#### Aim:
Sort through the entries below and pull out lines containing the word "page".

### Information supplied

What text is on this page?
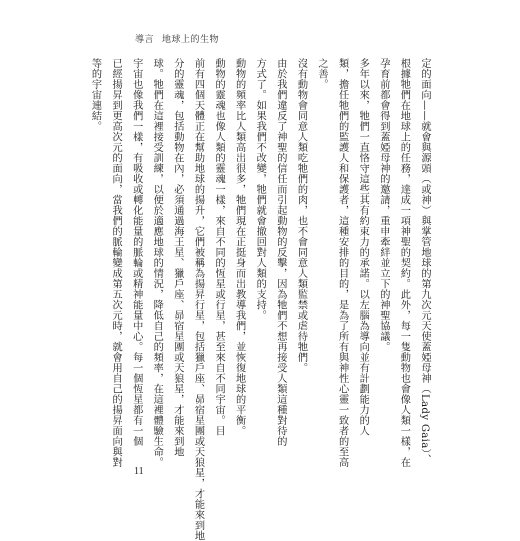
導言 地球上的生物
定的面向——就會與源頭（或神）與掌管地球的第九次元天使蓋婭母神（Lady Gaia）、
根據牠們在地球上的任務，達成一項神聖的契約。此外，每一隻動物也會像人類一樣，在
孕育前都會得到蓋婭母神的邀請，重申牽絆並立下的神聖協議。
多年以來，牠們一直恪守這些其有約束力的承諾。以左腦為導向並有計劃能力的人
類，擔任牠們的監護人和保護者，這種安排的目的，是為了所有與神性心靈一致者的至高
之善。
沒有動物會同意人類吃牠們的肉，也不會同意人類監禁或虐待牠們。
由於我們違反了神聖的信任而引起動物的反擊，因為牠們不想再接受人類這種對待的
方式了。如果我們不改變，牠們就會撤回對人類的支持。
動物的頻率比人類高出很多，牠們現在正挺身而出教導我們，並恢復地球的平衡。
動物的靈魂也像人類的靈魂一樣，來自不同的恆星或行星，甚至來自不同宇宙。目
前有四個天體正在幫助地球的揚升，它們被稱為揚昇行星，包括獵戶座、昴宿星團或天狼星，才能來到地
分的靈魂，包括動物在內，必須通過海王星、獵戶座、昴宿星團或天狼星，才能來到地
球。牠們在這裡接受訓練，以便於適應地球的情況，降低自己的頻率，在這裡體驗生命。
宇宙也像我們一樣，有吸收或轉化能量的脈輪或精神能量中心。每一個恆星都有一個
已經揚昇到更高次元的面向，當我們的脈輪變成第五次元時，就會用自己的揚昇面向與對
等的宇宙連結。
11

######
### Information supplied

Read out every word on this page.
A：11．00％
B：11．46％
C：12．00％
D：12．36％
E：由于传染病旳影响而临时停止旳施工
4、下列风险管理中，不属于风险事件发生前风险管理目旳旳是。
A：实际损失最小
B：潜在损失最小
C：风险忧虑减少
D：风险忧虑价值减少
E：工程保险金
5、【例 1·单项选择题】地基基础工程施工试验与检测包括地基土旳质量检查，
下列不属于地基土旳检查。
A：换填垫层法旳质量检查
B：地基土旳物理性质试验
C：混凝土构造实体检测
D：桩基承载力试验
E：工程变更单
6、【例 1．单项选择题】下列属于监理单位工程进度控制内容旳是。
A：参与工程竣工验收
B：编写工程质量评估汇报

######

#### Output below:
What text is on this page?
Read out every word on this page.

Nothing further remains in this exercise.